• **Task directions**:
Only the number is wanted: how many lines contain "Elektriker"?

• **Entries provided**:
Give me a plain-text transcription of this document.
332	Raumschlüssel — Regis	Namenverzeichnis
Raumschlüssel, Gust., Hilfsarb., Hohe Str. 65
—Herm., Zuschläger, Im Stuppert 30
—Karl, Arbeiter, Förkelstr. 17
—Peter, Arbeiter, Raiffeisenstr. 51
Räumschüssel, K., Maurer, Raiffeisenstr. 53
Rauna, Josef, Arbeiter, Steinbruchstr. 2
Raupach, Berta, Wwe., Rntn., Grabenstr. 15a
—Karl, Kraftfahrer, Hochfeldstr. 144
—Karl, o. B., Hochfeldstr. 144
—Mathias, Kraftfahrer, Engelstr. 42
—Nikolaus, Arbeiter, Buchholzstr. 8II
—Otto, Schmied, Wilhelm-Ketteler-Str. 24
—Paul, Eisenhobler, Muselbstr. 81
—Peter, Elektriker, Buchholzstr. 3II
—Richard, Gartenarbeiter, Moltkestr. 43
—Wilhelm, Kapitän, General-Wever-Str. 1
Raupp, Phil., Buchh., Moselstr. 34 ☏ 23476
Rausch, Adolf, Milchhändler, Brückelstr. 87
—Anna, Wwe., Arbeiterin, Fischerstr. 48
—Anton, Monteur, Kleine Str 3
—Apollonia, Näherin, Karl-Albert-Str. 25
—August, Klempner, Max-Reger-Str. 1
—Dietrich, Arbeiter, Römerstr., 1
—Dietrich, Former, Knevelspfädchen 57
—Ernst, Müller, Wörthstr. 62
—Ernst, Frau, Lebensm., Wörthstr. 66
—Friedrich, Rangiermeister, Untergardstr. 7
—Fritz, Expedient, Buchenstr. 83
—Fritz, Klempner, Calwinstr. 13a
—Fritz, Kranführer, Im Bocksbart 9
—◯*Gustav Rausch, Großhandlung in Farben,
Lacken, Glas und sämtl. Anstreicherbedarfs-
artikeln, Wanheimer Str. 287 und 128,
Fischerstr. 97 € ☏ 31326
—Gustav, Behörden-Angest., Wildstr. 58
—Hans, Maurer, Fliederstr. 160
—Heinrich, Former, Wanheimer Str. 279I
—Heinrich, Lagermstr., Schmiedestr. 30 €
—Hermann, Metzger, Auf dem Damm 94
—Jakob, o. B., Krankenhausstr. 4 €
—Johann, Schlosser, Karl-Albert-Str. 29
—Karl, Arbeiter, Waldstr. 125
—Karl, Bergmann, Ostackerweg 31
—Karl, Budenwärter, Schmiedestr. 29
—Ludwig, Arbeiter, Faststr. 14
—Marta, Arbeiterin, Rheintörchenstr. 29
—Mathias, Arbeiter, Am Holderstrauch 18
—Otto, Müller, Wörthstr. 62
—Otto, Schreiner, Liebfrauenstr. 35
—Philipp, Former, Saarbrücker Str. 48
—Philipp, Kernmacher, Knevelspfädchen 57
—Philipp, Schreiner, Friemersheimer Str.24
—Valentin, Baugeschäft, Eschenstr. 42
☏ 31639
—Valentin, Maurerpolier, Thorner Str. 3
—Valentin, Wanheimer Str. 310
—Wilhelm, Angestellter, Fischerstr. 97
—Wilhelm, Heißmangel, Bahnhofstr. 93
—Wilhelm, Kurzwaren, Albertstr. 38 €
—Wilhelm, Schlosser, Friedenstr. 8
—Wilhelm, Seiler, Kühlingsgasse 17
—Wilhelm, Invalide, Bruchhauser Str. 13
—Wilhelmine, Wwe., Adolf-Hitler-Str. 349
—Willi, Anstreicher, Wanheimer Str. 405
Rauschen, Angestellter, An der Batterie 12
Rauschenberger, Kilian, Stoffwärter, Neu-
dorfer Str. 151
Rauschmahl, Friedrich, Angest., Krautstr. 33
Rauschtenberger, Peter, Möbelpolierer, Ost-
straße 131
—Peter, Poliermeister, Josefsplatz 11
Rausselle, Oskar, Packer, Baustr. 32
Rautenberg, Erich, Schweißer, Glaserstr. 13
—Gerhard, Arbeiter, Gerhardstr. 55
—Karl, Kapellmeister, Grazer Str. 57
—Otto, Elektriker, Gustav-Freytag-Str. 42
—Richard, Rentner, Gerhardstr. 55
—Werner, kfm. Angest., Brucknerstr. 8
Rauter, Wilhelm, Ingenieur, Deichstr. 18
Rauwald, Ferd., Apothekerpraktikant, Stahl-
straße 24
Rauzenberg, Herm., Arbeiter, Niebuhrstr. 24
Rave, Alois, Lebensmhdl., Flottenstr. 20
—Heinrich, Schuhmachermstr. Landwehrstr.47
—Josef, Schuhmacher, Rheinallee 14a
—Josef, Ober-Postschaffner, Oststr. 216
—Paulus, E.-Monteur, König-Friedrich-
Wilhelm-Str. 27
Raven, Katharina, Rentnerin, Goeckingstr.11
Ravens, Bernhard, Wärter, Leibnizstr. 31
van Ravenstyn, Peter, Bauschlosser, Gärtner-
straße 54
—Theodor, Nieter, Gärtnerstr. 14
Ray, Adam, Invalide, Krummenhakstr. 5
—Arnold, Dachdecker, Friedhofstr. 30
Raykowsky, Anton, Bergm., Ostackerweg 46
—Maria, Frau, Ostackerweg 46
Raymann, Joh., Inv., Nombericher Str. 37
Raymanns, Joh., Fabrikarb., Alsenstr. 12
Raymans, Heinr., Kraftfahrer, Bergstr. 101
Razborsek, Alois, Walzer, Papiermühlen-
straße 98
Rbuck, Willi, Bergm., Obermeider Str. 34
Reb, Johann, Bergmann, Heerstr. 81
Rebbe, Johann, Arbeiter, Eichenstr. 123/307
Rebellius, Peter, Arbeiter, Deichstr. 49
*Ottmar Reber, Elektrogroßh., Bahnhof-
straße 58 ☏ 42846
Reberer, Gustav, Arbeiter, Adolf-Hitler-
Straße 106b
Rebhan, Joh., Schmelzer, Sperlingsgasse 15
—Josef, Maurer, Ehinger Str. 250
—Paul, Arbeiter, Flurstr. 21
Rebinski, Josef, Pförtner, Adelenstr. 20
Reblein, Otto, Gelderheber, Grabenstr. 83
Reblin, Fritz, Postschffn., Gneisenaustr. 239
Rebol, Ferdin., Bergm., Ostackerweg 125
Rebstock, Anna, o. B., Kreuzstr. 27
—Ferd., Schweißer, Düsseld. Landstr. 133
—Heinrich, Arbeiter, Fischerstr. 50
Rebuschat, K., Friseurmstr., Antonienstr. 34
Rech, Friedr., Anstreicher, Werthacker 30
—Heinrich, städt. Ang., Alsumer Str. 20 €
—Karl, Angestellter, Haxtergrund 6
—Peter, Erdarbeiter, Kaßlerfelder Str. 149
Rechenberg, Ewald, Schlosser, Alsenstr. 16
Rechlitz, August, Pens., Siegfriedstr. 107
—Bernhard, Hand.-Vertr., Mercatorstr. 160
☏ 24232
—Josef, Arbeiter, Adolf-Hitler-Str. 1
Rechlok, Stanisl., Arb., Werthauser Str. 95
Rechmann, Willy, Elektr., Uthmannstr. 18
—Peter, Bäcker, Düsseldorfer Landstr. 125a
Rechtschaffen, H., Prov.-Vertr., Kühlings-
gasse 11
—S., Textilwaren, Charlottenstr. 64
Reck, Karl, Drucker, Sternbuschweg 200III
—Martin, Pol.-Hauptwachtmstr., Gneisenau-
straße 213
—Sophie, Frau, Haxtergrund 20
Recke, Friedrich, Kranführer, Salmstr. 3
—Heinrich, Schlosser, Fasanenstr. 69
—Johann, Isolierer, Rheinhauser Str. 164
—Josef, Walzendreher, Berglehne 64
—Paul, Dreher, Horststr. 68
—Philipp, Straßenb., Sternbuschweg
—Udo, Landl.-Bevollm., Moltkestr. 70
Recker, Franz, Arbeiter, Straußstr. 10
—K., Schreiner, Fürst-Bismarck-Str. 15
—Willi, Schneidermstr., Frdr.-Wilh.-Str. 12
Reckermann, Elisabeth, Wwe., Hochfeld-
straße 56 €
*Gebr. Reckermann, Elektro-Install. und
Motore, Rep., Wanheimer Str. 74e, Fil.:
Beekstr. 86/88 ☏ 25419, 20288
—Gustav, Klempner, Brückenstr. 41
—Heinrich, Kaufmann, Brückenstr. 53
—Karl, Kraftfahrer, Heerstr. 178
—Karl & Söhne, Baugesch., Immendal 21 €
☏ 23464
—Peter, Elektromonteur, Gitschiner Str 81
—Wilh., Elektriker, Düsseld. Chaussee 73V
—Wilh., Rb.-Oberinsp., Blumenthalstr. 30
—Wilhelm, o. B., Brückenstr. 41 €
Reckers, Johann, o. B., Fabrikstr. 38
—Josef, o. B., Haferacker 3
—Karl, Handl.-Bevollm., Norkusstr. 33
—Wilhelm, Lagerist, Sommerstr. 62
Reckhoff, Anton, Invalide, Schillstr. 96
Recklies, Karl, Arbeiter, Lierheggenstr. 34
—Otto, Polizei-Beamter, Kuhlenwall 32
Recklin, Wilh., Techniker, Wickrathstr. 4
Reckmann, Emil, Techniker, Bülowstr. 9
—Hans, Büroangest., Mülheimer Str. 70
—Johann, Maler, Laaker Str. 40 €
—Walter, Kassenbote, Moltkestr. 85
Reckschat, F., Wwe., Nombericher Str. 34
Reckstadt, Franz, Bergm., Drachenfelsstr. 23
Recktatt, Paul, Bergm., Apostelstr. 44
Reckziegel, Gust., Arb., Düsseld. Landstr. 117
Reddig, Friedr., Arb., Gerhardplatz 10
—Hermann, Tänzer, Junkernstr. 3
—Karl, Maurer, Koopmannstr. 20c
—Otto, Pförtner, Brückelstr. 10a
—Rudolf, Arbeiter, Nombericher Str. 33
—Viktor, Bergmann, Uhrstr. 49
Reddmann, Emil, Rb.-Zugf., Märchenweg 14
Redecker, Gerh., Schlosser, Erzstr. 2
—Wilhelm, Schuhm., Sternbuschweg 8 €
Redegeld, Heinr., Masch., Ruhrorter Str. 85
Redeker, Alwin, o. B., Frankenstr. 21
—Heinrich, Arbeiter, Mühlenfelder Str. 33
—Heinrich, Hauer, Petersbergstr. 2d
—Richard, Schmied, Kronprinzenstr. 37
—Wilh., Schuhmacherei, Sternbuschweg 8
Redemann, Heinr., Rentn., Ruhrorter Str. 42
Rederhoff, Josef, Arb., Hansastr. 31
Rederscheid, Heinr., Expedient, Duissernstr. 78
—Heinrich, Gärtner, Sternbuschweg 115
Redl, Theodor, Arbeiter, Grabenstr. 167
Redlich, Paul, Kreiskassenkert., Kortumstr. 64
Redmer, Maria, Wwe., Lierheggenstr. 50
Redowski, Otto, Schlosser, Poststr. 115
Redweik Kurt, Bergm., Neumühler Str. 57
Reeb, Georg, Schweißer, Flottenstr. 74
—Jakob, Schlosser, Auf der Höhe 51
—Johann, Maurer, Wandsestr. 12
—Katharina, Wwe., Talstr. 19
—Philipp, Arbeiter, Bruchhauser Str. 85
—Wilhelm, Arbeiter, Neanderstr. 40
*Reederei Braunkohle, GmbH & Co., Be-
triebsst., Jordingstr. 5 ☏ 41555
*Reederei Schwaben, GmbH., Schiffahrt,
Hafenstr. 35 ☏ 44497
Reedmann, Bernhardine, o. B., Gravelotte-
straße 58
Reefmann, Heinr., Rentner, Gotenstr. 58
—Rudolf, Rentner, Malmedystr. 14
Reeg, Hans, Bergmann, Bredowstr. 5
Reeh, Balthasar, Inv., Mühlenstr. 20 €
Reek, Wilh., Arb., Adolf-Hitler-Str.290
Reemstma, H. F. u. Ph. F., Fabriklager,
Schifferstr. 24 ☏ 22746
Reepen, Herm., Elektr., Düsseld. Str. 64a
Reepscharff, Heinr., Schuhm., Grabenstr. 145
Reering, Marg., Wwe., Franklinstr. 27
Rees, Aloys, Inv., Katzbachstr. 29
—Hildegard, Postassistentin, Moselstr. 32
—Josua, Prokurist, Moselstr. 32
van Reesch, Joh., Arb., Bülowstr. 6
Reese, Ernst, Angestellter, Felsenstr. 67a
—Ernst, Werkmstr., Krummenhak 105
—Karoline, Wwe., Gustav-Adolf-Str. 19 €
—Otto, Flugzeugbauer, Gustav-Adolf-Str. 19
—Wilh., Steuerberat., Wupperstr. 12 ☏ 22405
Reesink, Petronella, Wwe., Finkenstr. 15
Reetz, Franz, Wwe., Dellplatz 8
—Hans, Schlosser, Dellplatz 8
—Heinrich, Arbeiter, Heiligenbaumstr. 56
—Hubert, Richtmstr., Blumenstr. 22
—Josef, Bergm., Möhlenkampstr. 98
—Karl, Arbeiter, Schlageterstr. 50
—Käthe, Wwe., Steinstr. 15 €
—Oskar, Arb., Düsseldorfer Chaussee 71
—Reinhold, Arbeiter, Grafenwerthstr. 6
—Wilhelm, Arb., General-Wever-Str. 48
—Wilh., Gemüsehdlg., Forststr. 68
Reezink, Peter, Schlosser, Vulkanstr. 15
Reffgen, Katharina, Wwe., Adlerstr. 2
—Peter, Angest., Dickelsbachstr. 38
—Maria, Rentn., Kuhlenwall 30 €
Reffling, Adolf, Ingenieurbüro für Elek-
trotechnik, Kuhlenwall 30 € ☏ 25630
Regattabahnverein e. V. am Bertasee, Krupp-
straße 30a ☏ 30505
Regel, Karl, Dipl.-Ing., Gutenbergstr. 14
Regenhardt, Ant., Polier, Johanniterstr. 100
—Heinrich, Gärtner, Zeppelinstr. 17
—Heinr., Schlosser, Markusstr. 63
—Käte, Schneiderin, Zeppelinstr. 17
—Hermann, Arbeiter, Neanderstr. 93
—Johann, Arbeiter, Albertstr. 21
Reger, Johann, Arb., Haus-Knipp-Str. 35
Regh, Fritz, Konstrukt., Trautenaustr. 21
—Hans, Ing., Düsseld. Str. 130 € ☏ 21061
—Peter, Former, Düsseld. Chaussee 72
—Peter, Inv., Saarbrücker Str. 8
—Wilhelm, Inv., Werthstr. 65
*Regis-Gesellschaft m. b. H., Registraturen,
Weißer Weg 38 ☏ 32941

• **Worked solution**:
3